[Chart and figure data]
▼

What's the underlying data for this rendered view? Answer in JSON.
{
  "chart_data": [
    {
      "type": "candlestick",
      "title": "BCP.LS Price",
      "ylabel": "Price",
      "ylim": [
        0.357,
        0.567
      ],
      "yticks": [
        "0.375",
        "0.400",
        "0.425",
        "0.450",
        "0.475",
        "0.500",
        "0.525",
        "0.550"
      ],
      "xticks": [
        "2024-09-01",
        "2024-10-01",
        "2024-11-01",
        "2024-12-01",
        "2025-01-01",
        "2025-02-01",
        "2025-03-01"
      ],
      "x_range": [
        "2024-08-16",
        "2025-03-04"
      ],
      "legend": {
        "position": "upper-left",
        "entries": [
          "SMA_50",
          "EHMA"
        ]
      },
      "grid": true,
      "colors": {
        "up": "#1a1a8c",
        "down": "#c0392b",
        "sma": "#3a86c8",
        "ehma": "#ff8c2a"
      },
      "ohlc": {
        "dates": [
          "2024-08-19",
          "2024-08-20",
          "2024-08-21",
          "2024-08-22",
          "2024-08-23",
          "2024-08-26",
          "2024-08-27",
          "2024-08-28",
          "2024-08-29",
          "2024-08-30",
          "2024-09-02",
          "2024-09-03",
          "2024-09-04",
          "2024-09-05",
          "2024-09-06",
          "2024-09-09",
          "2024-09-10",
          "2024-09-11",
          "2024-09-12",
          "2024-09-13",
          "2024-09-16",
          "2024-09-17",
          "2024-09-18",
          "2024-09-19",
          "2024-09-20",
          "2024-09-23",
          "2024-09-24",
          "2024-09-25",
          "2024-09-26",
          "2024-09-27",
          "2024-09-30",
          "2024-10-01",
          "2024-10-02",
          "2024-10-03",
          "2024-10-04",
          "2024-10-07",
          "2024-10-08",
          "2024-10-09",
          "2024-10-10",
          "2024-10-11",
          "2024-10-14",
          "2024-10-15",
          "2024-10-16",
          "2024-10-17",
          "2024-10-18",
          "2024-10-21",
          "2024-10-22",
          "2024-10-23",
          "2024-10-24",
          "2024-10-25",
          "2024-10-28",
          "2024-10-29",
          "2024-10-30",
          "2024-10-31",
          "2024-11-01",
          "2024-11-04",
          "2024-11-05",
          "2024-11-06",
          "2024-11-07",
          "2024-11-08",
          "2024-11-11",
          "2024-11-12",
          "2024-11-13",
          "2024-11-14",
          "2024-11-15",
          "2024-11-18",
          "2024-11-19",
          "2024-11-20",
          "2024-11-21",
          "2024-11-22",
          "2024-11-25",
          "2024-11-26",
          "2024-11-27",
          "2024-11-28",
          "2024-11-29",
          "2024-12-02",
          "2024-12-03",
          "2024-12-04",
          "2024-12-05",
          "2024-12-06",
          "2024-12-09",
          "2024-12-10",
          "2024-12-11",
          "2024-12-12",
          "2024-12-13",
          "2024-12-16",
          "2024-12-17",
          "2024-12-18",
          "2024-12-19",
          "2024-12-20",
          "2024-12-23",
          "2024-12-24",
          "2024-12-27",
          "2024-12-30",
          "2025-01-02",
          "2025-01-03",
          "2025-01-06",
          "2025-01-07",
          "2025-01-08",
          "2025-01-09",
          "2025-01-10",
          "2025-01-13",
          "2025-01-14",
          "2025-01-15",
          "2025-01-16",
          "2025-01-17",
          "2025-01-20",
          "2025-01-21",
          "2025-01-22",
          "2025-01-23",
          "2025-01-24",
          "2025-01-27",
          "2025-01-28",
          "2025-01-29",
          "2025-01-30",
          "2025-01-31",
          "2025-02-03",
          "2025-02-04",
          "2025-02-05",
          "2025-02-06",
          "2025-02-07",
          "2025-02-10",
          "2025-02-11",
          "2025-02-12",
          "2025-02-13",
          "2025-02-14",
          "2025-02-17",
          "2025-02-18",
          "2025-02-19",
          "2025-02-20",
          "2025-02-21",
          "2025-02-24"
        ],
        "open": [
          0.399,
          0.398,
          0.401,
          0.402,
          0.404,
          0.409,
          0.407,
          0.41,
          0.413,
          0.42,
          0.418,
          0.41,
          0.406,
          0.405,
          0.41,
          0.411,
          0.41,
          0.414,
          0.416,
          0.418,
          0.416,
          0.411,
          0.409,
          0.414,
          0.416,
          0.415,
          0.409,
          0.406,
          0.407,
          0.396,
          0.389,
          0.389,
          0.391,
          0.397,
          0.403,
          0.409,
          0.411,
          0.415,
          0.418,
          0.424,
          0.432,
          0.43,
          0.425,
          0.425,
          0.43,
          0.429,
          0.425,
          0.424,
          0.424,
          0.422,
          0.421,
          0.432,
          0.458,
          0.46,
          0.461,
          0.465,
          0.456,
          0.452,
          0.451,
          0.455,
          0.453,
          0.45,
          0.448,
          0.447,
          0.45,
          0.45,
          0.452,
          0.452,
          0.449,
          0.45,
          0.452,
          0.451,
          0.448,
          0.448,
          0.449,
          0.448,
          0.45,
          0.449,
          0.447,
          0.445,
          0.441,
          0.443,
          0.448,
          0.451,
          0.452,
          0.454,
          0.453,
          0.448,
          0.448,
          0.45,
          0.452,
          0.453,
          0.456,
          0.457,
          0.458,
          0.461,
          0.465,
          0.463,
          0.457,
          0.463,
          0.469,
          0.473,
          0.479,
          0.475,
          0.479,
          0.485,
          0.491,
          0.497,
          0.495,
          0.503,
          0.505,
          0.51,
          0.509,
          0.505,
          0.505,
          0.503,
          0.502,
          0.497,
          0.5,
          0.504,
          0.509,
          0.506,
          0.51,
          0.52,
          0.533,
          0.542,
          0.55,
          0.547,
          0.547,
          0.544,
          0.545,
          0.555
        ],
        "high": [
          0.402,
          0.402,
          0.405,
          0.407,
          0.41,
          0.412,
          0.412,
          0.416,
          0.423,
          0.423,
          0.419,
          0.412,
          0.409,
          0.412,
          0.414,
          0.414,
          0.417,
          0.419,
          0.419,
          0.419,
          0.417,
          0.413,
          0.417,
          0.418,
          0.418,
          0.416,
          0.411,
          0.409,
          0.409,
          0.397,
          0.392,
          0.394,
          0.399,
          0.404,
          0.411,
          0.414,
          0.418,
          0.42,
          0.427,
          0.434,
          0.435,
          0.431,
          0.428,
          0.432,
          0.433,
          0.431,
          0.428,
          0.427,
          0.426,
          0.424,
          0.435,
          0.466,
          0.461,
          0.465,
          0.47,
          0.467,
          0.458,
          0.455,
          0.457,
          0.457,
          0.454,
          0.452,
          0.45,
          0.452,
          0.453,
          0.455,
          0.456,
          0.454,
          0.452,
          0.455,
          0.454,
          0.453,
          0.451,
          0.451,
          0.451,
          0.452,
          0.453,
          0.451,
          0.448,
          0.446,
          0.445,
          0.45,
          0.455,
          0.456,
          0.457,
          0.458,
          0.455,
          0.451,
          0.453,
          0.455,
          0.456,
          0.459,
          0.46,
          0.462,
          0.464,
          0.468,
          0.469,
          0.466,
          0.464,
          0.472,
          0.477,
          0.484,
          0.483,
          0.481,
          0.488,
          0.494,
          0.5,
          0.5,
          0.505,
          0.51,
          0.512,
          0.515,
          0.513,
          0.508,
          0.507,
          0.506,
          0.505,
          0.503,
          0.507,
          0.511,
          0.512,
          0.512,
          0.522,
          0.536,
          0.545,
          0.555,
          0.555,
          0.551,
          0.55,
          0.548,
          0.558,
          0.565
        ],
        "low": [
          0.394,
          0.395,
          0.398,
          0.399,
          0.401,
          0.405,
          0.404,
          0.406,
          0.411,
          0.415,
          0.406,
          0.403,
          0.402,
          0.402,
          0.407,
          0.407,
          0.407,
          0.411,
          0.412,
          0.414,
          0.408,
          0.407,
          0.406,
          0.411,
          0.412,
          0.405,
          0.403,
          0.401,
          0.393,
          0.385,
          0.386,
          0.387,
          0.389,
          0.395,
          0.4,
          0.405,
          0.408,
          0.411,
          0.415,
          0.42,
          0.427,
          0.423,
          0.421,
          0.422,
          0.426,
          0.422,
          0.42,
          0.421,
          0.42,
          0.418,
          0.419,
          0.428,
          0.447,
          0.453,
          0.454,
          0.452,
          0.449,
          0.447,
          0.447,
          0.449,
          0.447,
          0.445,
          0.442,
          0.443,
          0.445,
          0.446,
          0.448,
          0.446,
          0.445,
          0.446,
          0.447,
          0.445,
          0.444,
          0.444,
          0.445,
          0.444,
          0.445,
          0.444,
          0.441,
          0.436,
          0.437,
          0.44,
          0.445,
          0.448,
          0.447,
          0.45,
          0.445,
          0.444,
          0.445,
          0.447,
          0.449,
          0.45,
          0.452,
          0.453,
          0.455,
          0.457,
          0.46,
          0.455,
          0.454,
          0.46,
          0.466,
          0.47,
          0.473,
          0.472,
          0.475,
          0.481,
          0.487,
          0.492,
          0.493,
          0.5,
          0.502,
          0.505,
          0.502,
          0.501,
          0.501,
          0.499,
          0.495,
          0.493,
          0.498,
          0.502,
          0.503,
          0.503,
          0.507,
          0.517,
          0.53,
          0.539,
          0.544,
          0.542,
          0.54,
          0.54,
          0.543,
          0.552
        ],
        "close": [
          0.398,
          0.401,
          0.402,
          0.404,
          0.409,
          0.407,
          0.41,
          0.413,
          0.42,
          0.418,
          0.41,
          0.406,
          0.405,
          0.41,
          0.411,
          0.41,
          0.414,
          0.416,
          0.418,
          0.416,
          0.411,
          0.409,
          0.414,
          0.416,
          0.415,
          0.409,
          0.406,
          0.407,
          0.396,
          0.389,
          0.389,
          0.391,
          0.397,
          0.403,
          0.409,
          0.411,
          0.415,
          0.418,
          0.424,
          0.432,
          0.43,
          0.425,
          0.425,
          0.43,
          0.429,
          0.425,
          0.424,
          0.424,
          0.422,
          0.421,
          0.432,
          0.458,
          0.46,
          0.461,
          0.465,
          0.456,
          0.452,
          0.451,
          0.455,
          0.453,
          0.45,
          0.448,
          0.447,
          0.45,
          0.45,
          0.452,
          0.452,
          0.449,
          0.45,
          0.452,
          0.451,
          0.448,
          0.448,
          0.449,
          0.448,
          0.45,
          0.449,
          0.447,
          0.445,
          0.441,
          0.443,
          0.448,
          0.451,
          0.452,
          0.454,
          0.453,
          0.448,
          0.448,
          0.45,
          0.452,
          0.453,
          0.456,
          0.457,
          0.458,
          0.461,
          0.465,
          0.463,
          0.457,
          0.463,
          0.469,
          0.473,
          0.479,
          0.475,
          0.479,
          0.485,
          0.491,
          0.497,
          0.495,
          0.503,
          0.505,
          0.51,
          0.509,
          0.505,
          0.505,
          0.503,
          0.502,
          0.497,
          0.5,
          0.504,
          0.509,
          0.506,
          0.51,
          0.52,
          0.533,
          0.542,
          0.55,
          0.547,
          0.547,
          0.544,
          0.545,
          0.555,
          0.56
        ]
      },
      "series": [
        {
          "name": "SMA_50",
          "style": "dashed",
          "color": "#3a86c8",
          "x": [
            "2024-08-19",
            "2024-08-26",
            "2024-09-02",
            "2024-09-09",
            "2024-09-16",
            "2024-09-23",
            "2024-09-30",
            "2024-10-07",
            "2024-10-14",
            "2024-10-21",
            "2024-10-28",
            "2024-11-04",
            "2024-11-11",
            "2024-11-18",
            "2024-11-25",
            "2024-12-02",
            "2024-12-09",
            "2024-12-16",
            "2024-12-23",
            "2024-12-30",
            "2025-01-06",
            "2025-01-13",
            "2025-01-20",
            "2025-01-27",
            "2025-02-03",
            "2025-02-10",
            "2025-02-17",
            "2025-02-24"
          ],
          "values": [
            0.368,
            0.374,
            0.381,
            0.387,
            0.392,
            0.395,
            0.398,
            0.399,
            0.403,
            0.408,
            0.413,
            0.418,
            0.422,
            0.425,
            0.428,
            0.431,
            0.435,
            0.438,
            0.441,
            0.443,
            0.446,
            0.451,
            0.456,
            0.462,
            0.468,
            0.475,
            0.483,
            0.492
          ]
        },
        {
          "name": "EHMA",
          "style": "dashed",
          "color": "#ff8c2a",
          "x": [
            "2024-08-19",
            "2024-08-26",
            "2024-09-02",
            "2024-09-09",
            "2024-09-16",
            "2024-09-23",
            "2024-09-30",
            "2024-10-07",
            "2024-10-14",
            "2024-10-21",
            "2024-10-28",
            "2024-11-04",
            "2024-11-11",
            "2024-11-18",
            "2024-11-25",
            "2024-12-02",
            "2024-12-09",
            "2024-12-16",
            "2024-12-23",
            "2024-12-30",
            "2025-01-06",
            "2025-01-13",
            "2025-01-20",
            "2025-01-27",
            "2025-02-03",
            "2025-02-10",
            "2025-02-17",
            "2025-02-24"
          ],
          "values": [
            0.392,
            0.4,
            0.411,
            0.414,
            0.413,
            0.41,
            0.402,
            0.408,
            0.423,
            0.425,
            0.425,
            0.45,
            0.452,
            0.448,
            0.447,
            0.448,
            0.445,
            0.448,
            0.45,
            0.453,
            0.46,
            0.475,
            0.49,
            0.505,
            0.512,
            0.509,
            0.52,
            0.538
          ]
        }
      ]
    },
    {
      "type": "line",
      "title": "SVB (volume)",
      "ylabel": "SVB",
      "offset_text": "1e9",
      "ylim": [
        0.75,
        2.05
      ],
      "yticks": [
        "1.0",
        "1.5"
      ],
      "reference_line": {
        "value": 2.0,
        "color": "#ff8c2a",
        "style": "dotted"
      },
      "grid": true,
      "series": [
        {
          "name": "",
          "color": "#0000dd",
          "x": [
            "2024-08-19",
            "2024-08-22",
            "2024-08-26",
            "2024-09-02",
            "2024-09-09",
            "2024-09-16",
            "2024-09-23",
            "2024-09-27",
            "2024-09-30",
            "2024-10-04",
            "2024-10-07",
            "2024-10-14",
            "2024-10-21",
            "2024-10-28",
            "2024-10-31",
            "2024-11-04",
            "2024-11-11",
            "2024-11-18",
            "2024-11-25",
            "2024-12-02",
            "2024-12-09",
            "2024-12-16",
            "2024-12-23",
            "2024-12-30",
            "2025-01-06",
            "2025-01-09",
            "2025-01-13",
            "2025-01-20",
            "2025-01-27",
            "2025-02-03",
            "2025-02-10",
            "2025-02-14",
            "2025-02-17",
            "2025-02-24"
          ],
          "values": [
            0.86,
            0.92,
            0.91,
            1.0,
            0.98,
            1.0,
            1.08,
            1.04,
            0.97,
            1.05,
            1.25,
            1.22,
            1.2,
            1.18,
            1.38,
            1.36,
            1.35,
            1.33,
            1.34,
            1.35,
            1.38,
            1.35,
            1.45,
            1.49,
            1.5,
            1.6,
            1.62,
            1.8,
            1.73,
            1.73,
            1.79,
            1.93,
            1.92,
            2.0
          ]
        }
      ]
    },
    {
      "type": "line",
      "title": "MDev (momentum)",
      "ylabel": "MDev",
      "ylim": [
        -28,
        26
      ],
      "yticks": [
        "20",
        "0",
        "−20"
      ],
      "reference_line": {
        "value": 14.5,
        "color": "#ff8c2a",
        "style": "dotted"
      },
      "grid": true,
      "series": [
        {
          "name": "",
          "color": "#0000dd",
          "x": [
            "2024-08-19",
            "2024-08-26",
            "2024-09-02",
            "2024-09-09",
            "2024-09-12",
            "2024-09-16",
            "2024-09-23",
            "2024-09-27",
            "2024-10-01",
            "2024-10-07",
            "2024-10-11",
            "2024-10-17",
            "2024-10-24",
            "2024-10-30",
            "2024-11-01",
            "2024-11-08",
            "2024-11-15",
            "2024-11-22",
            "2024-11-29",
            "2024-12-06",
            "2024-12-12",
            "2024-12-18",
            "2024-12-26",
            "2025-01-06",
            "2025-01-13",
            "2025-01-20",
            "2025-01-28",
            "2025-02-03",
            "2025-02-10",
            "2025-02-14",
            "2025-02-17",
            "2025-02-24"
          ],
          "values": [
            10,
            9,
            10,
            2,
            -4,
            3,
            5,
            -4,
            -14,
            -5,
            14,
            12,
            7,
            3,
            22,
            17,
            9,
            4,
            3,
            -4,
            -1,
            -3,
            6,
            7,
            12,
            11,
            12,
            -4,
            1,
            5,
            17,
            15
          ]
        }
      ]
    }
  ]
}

▲

Each line with the string "ylabel" in it needs to be found and copied.

      "ylabel": "Price",
      "ylabel": "SVB",
      "ylabel": "MDev",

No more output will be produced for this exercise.